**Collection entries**

────────────────

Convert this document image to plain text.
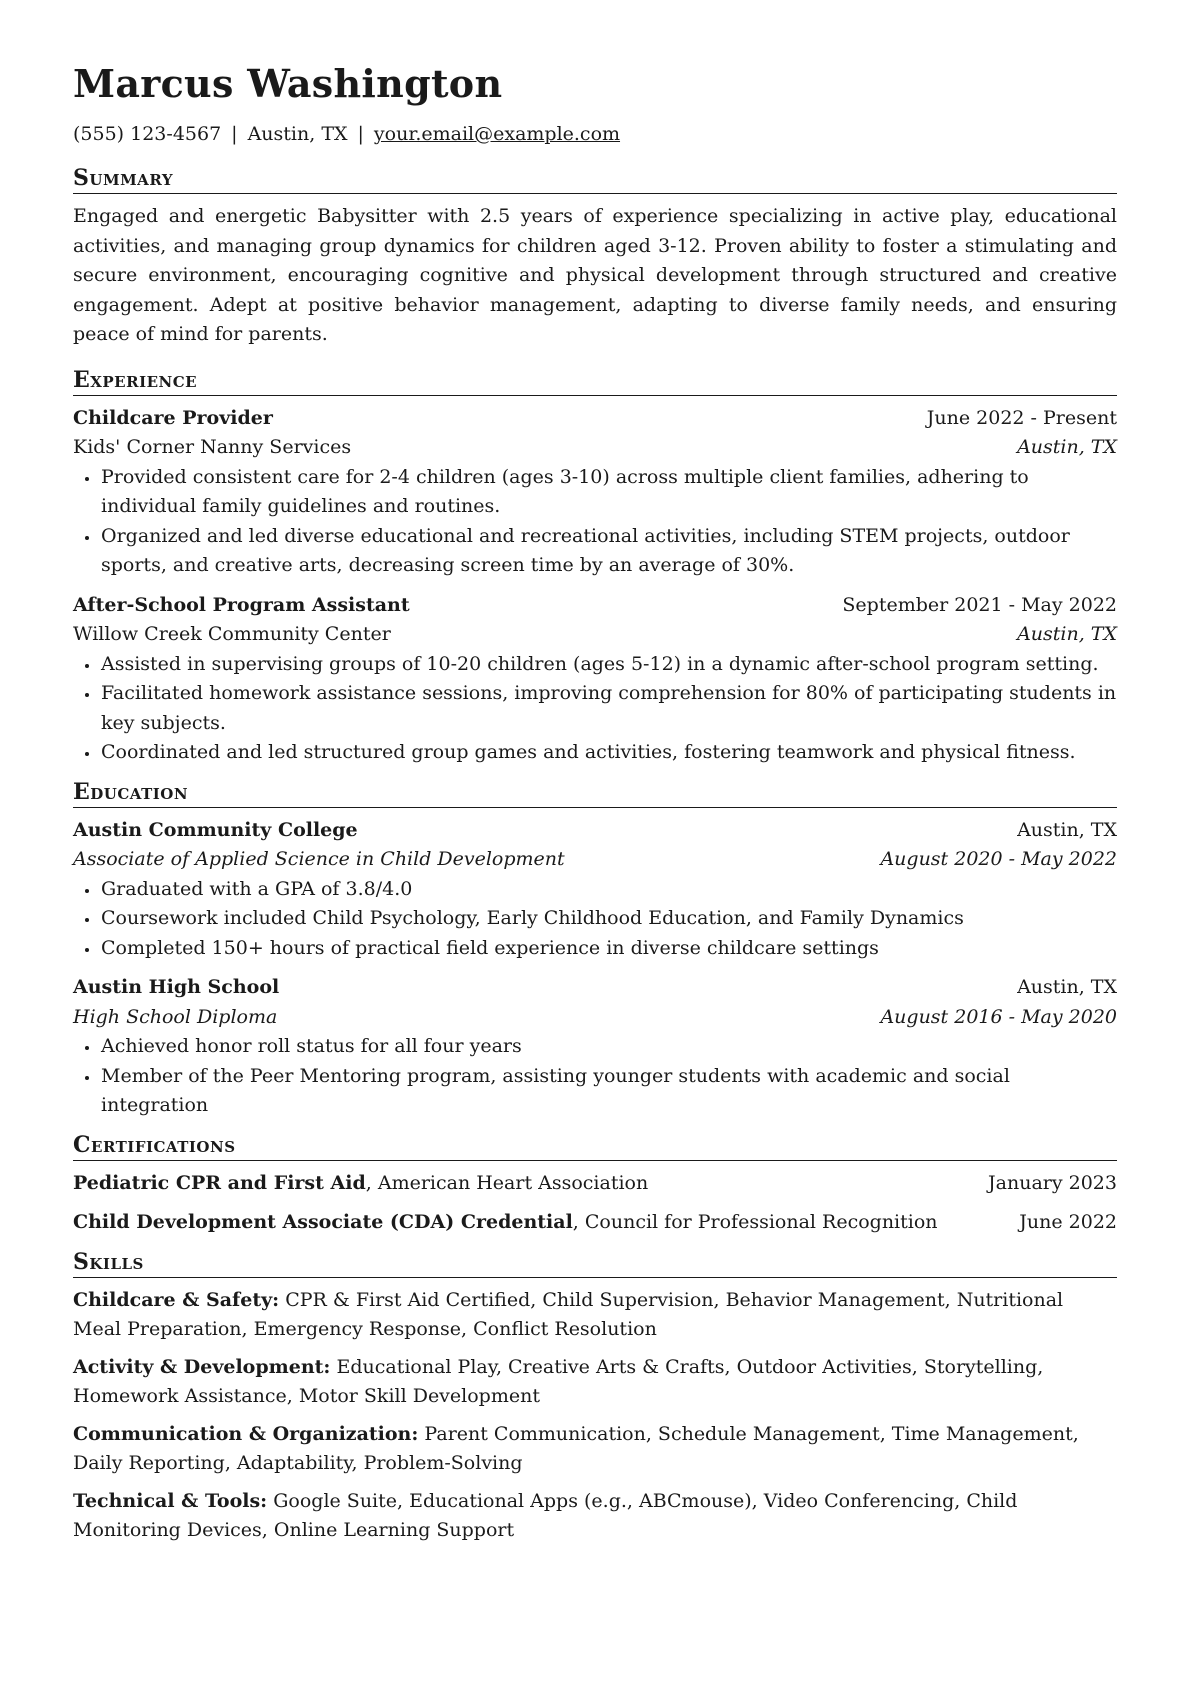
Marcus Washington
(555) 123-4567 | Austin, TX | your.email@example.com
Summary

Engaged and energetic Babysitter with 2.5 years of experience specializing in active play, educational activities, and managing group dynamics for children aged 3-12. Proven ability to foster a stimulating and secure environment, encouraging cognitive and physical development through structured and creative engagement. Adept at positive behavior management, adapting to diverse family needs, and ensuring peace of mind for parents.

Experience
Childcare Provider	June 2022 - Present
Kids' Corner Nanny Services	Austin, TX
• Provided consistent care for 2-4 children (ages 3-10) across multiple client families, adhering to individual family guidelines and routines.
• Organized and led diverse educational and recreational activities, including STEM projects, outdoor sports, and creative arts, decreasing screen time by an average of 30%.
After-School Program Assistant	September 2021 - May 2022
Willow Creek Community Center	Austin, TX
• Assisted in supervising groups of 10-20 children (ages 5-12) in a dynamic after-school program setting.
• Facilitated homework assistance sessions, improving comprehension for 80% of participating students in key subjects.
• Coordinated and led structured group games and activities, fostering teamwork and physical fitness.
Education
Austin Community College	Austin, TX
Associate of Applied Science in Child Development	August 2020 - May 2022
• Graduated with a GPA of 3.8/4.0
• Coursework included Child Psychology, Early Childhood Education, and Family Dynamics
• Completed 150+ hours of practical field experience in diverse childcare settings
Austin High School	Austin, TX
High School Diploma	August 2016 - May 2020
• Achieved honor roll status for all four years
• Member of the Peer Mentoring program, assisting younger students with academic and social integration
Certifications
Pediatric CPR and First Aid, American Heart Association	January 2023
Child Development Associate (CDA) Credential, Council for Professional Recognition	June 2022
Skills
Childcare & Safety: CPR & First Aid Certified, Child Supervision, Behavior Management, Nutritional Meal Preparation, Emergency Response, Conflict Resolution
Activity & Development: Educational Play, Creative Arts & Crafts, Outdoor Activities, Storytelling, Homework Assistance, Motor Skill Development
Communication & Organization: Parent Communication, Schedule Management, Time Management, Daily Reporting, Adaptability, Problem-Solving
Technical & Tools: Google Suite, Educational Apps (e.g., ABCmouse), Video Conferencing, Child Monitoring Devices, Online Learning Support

────────────────

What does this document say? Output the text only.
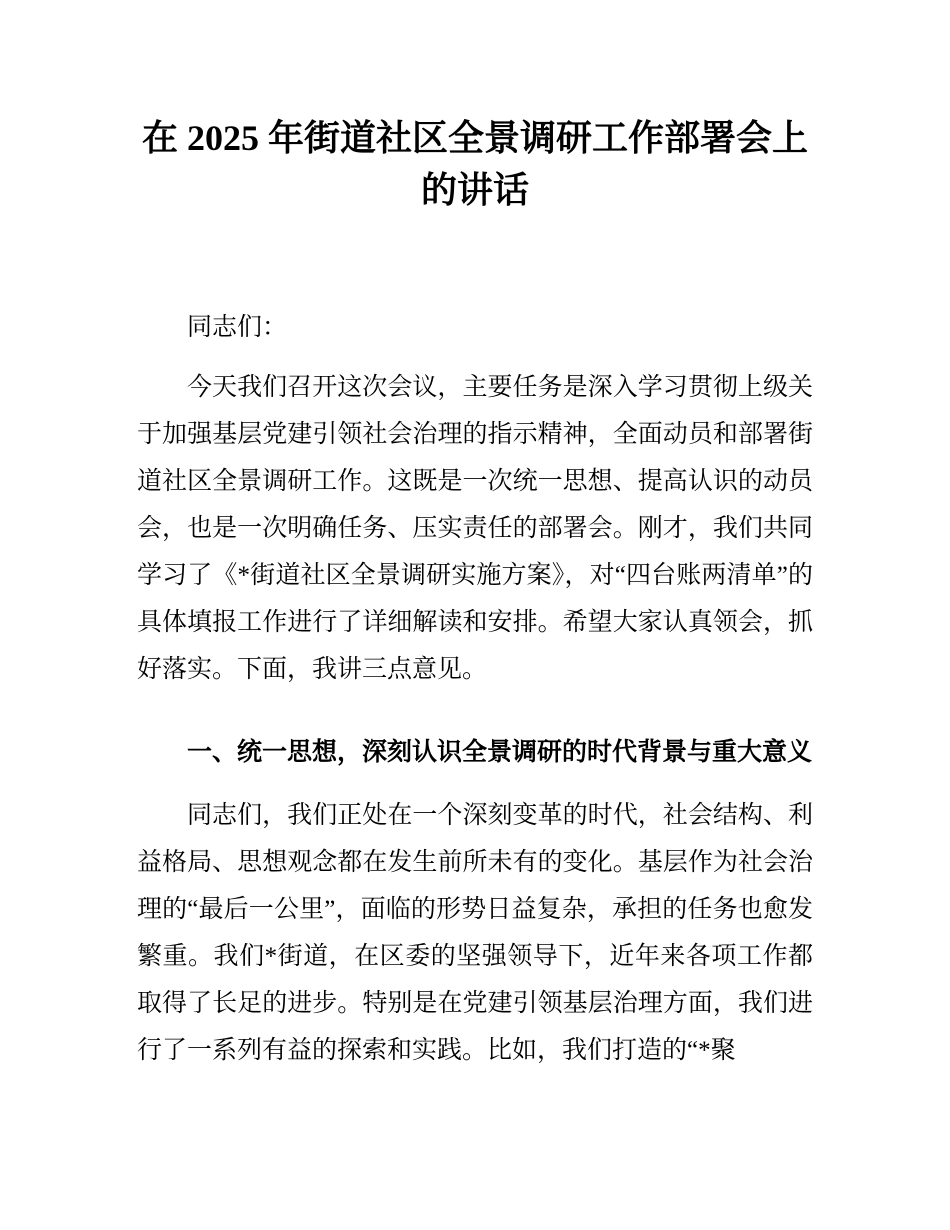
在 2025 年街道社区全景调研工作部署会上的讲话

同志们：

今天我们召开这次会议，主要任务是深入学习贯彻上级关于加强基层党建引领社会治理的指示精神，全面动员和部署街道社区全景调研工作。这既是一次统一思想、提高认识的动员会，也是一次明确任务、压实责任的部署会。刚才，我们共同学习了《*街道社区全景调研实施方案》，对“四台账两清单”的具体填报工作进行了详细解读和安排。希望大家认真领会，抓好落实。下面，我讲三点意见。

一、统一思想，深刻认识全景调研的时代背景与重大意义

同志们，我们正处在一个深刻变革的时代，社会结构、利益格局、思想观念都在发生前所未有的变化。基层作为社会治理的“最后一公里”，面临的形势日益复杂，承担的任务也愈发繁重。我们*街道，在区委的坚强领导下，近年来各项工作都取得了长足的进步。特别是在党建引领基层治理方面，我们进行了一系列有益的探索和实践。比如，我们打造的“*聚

────────────────

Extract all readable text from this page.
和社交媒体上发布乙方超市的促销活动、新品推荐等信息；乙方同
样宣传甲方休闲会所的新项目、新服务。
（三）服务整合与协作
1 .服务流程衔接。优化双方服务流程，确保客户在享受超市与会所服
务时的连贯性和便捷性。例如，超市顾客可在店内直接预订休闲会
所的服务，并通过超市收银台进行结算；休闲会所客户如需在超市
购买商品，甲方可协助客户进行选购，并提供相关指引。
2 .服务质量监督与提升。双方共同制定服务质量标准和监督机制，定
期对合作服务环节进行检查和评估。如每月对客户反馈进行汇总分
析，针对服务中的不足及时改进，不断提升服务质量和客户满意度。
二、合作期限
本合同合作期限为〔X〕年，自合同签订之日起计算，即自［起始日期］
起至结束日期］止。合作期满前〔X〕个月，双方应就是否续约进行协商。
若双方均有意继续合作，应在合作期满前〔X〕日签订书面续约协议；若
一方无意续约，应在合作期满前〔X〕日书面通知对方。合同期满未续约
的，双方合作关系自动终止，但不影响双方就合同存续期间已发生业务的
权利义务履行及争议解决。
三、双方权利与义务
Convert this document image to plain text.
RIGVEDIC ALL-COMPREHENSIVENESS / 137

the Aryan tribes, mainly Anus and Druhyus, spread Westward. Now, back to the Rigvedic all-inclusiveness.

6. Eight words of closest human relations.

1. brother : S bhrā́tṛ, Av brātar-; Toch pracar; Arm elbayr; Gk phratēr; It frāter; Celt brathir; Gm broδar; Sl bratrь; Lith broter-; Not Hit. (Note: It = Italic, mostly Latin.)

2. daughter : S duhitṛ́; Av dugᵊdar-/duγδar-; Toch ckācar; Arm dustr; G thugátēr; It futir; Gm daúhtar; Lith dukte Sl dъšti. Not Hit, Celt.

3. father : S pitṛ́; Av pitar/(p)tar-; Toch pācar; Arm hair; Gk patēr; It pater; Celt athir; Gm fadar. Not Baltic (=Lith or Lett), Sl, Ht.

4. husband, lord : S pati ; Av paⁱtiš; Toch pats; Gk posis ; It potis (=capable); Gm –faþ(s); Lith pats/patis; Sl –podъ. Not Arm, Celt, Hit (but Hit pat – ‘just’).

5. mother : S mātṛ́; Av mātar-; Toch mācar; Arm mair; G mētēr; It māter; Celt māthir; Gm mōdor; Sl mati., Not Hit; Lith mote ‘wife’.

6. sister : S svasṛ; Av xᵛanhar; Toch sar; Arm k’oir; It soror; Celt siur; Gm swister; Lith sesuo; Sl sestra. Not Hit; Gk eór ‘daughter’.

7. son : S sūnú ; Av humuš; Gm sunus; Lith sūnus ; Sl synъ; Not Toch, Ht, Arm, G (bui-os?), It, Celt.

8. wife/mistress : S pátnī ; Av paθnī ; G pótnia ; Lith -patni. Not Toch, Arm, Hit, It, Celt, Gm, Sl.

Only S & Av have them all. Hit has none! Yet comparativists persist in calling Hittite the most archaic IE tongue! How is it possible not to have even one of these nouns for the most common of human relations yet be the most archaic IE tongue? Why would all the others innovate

────────────────

**Given request**
Copy each line above that contains the word "this".

**Correct answer**
Convert this document image to plain text.
What does this document say? Output the text only.
Extract all readable text from this page.
Convert this document image to plain text.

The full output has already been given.